Reproduce the lines of the material exactly, excluding every image.

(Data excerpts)
◇ ◇ ◇
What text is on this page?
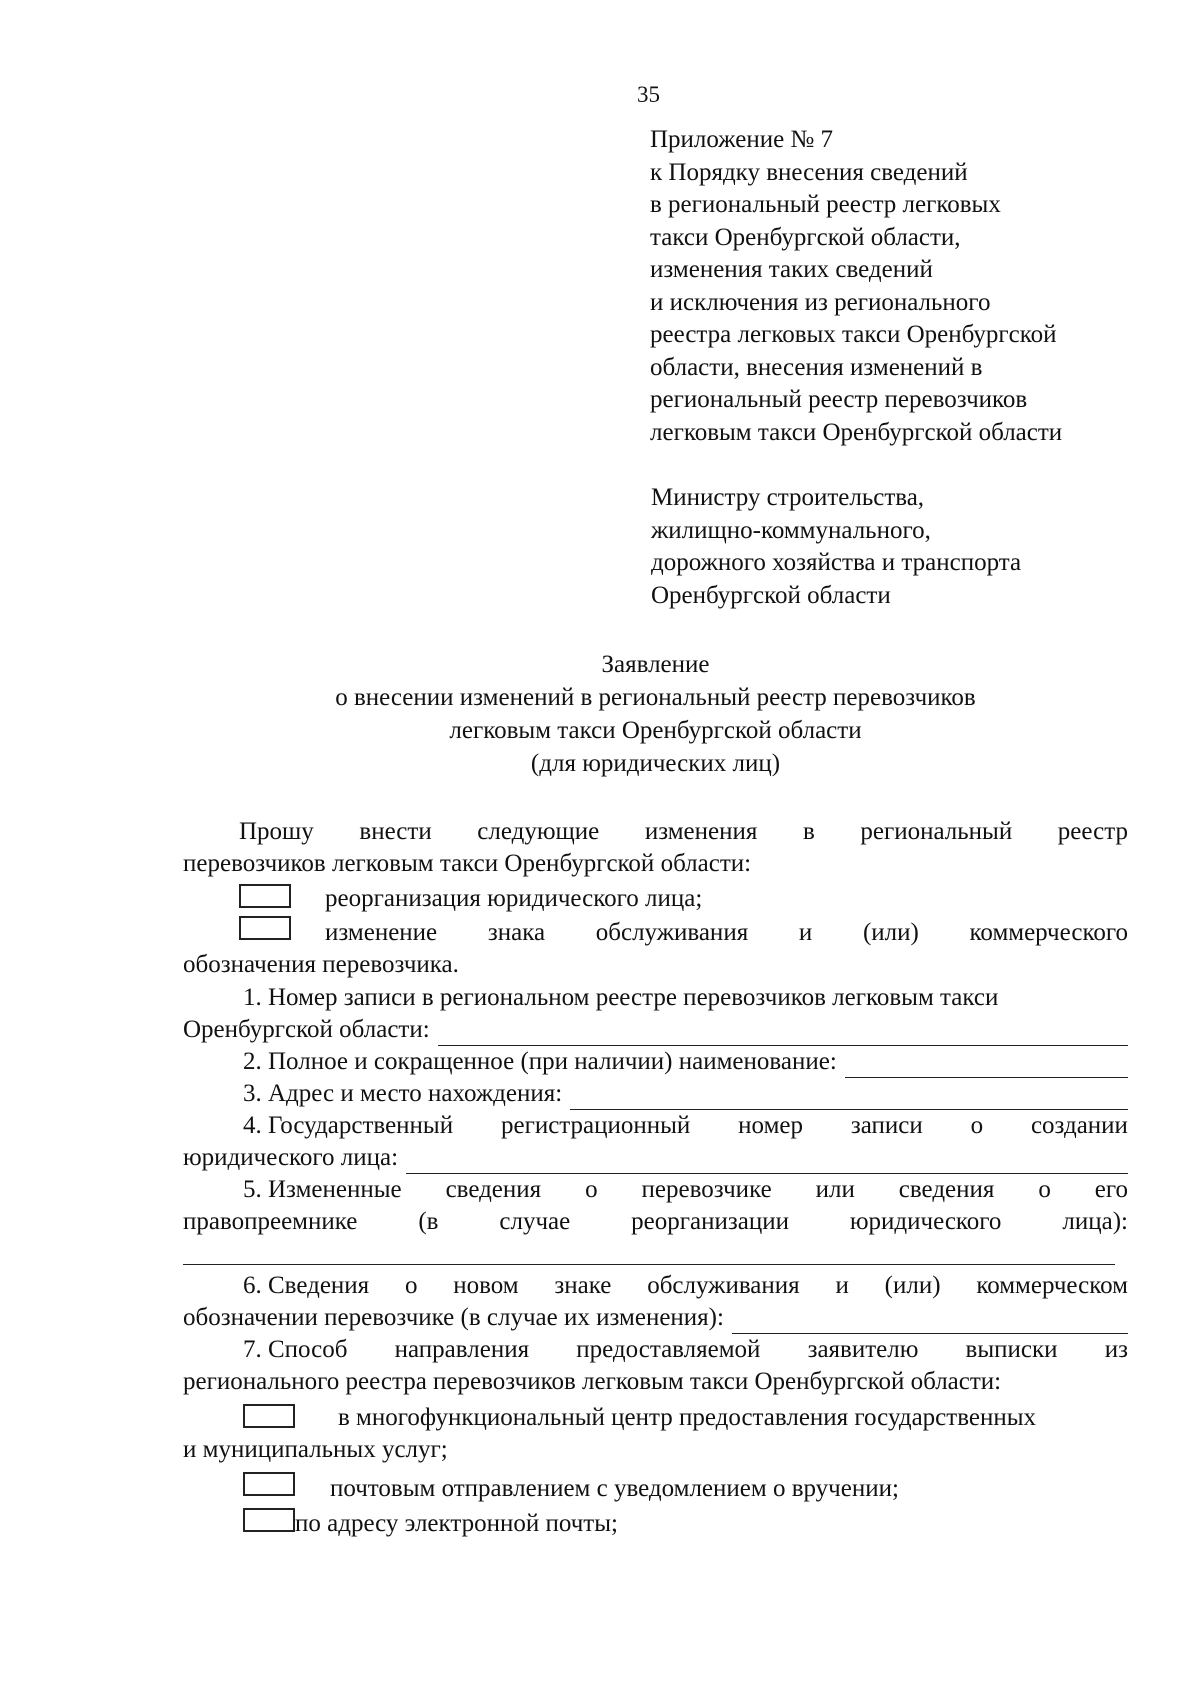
35
Приложение № 7
к Порядку внесения сведений
в региональный реестр легковых
такси Оренбургской области,
изменения таких сведений
и исключения из регионального
реестра легковых такси Оренбургской
области, внесения изменений в
региональный реестр перевозчиков
легковым такси Оренбургской области
Министру строительства,
жилищно-коммунального,
дорожного хозяйства и транспорта
Оренбургской области
Заявление
о внесении изменений в региональный реестр перевозчиков
легковым такси Оренбургской области
(для юридических лиц)
Прошу внести следующие изменения в региональный реестр
перевозчиков легковым такси Оренбургской области:
реорганизация юридического лица;
изменение знака обслуживания и (или) коммерческого
обозначения перевозчика.
1. Номер записи в региональном реестре перевозчиков легковым такси
Оренбургской области:
2. Полное и сокращенное (при наличии) наименование:
3. Адрес и место нахождения:
4. Государственный регистрационный номер записи о создании
юридического лица:
5. Измененные сведения о перевозчике или сведения о его
правопреемнике (в случае реорганизации юридического лица):
6. Сведения о новом знаке обслуживания и (или) коммерческом
обозначении перевозчике (в случае их изменения):
7. Способ направления предоставляемой заявителю выписки из
регионального реестра перевозчиков легковым такси Оренбургской области:
в многофункциональный центр предоставления государственных
и муниципальных услуг;
почтовым отправлением с уведомлением о вручении;
по адресу электронной почты;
◇ ◇ ◇
Answer:
What text is on this page?
35
Приложение № 7
к Порядку внесения сведений
в региональный реестр легковых
такси Оренбургской области,
изменения таких сведений
и исключения из регионального
реестра легковых такси Оренбургской
области, внесения изменений в
региональный реестр перевозчиков
легковым такси Оренбургской области
Министру строительства,
жилищно-коммунального,
дорожного хозяйства и транспорта
Оренбургской области
Заявление
о внесении изменений в региональный реестр перевозчиков
легковым такси Оренбургской области
(для юридических лиц)
Прошу внести следующие изменения в региональный реестр
перевозчиков легковым такси Оренбургской области:
реорганизация юридического лица;
изменение знака обслуживания и (или) коммерческого
обозначения перевозчика.
1. Номер записи в региональном реестре перевозчиков легковым такси
Оренбургской области:
2. Полное и сокращенное (при наличии) наименование:
3. Адрес и место нахождения:
4. Государственный регистрационный номер записи о создании
юридического лица:
5. Измененные сведения о перевозчике или сведения о его
правопреемнике (в случае реорганизации юридического лица):
6. Сведения о новом знаке обслуживания и (или) коммерческом
обозначении перевозчике (в случае их изменения):
7. Способ направления предоставляемой заявителю выписки из
регионального реестра перевозчиков легковым такси Оренбургской области:
в многофункциональный центр предоставления государственных
и муниципальных услуг;
почтовым отправлением с уведомлением о вручении;
по адресу электронной почты;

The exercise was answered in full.